Your objective —
Give every line below again, exactly.

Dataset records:

--------------------------------

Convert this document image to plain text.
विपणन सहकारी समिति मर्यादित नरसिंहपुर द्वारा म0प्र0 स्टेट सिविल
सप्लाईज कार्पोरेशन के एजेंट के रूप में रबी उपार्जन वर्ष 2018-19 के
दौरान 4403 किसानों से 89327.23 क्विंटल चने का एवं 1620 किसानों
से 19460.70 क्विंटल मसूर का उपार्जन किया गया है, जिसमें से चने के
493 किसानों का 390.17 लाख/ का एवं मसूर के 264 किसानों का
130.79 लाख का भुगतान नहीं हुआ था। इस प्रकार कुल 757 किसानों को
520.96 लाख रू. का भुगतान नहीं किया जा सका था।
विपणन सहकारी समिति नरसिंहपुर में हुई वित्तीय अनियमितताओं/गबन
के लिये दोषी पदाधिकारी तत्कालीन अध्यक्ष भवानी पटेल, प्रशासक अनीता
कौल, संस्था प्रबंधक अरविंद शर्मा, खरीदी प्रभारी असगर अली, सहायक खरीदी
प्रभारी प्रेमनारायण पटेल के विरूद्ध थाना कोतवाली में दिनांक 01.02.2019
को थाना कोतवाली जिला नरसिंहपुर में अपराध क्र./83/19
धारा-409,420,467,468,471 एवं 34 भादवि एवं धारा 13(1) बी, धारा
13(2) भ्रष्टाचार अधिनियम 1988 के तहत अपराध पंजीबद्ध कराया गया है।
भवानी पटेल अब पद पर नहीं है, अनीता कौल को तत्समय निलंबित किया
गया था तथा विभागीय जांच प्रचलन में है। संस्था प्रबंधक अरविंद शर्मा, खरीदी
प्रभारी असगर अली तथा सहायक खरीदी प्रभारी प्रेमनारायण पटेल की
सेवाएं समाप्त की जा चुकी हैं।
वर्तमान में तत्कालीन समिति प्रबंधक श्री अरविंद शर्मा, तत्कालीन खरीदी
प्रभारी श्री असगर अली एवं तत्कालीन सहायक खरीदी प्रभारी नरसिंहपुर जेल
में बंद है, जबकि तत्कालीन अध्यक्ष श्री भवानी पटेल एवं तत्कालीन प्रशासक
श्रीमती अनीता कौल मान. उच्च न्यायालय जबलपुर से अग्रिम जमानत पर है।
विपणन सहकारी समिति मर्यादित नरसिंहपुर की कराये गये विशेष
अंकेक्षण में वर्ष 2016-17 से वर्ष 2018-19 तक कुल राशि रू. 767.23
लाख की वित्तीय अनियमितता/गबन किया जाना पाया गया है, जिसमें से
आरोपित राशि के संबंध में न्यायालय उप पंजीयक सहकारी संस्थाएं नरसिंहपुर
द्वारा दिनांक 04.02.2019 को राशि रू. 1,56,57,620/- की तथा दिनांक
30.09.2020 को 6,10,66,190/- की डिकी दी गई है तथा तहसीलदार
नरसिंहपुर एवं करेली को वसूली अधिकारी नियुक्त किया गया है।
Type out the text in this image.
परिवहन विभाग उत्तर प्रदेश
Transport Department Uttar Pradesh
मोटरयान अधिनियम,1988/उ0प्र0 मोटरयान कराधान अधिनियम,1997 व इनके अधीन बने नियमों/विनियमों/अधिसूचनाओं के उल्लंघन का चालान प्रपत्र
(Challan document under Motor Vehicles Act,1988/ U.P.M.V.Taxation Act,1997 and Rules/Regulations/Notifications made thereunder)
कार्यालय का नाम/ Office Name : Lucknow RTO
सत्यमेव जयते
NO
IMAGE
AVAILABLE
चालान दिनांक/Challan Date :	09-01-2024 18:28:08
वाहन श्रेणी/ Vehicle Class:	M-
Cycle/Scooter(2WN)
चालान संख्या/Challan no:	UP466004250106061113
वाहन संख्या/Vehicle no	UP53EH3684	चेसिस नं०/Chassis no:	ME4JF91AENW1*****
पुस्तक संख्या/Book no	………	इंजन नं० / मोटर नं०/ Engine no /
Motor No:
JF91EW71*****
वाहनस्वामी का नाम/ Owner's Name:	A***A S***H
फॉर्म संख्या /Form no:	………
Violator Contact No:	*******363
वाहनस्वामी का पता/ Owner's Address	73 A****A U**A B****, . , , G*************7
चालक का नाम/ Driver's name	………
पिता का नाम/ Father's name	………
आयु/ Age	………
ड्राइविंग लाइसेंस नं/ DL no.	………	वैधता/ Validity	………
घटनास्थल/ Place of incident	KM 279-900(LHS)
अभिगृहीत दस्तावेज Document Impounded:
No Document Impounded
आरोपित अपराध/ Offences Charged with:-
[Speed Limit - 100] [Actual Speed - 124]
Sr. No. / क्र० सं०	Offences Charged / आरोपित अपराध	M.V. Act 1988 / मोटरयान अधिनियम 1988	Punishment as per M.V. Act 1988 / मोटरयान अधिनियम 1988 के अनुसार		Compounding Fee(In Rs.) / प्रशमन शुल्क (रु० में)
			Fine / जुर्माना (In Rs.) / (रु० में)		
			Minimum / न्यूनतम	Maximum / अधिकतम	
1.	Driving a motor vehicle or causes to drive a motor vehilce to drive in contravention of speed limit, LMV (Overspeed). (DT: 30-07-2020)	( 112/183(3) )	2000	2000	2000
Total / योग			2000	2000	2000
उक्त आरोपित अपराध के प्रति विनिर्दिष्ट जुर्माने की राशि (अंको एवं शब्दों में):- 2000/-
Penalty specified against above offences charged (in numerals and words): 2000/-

--------------------------------

Response below —
Convert this document image to plain text.
विपणन सहकारी समिति मर्यादित नरसिंहपुर द्वारा म0प्र0 स्टेट सिविल
सप्लाईज कार्पोरेशन के एजेंट के रूप में रबी उपार्जन वर्ष 2018-19 के
दौरान 4403 किसानों से 89327.23 क्विंटल चने का एवं 1620 किसानों
से 19460.70 क्विंटल मसूर का उपार्जन किया गया है, जिसमें से चने के
493 किसानों का 390.17 लाख/ का एवं मसूर के 264 किसानों का
130.79 लाख का भुगतान नहीं हुआ था। इस प्रकार कुल 757 किसानों को
520.96 लाख रू. का भुगतान नहीं किया जा सका था।
विपणन सहकारी समिति नरसिंहपुर में हुई वित्तीय अनियमितताओं/गबन
के लिये दोषी पदाधिकारी तत्कालीन अध्यक्ष भवानी पटेल, प्रशासक अनीता
कौल, संस्था प्रबंधक अरविंद शर्मा, खरीदी प्रभारी असगर अली, सहायक खरीदी
प्रभारी प्रेमनारायण पटेल के विरूद्ध थाना कोतवाली में दिनांक 01.02.2019
को थाना कोतवाली जिला नरसिंहपुर में अपराध क्र./83/19
धारा-409,420,467,468,471 एवं 34 भादवि एवं धारा 13(1) बी, धारा
13(2) भ्रष्टाचार अधिनियम 1988 के तहत अपराध पंजीबद्ध कराया गया है।
भवानी पटेल अब पद पर नहीं है, अनीता कौल को तत्समय निलंबित किया
गया था तथा विभागीय जांच प्रचलन में है। संस्था प्रबंधक अरविंद शर्मा, खरीदी
प्रभारी असगर अली तथा सहायक खरीदी प्रभारी प्रेमनारायण पटेल की
सेवाएं समाप्त की जा चुकी हैं।
वर्तमान में तत्कालीन समिति प्रबंधक श्री अरविंद शर्मा, तत्कालीन खरीदी
प्रभारी श्री असगर अली एवं तत्कालीन सहायक खरीदी प्रभारी नरसिंहपुर जेल
में बंद है, जबकि तत्कालीन अध्यक्ष श्री भवानी पटेल एवं तत्कालीन प्रशासक
श्रीमती अनीता कौल मान. उच्च न्यायालय जबलपुर से अग्रिम जमानत पर है।
विपणन सहकारी समिति मर्यादित नरसिंहपुर की कराये गये विशेष
अंकेक्षण में वर्ष 2016-17 से वर्ष 2018-19 तक कुल राशि रू. 767.23
लाख की वित्तीय अनियमितता/गबन किया जाना पाया गया है, जिसमें से
आरोपित राशि के संबंध में न्यायालय उप पंजीयक सहकारी संस्थाएं नरसिंहपुर
द्वारा दिनांक 04.02.2019 को राशि रू. 1,56,57,620/- की तथा दिनांक
30.09.2020 को 6,10,66,190/- की डिकी दी गई है तथा तहसीलदार
नरसिंहपुर एवं करेली को वसूली अधिकारी नियुक्त किया गया है।
Type out the text in this image.
परिवहन विभाग उत्तर प्रदेश
Transport Department Uttar Pradesh
मोटरयान अधिनियम,1988/उ0प्र0 मोटरयान कराधान अधिनियम,1997 व इनके अधीन बने नियमों/विनियमों/अधिसूचनाओं के उल्लंघन का चालान प्रपत्र
(Challan document under Motor Vehicles Act,1988/ U.P.M.V.Taxation Act,1997 and Rules/Regulations/Notifications made thereunder)
कार्यालय का नाम/ Office Name : Lucknow RTO
सत्यमेव जयते
NO
IMAGE
AVAILABLE
चालान दिनांक/Challan Date :	09-01-2024 18:28:08
वाहन श्रेणी/ Vehicle Class:	M-
Cycle/Scooter(2WN)
चालान संख्या/Challan no:	UP466004250106061113
वाहन संख्या/Vehicle no	UP53EH3684	चेसिस नं०/Chassis no:	ME4JF91AENW1*****
पुस्तक संख्या/Book no	………	इंजन नं० / मोटर नं०/ Engine no /
Motor No:
JF91EW71*****
वाहनस्वामी का नाम/ Owner's Name:	A***A S***H
फॉर्म संख्या /Form no:	………
Violator Contact No:	*******363
वाहनस्वामी का पता/ Owner's Address	73 A****A U**A B****, . , , G*************7
चालक का नाम/ Driver's name	………
पिता का नाम/ Father's name	………
आयु/ Age	………
ड्राइविंग लाइसेंस नं/ DL no.	………	वैधता/ Validity	………
घटनास्थल/ Place of incident	KM 279-900(LHS)
अभिगृहीत दस्तावेज Document Impounded:
No Document Impounded
आरोपित अपराध/ Offences Charged with:-
[Speed Limit - 100] [Actual Speed - 124]
Sr. No. / क्र० सं०	Offences Charged / आरोपित अपराध	M.V. Act 1988 / मोटरयान अधिनियम 1988	Punishment as per M.V. Act 1988 / मोटरयान अधिनियम 1988 के अनुसार		Compounding Fee(In Rs.) / प्रशमन शुल्क (रु० में)
			Fine / जुर्माना (In Rs.) / (रु० में)		
			Minimum / न्यूनतम	Maximum / अधिकतम	
1.	Driving a motor vehicle or causes to drive a motor vehilce to drive in contravention of speed limit, LMV (Overspeed). (DT: 30-07-2020)	( 112/183(3) )	2000	2000	2000
Total / योग			2000	2000	2000
उक्त आरोपित अपराध के प्रति विनिर्दिष्ट जुर्माने की राशि (अंको एवं शब्दों में):- 2000/-
Penalty specified against above offences charged (in numerals and words): 2000/-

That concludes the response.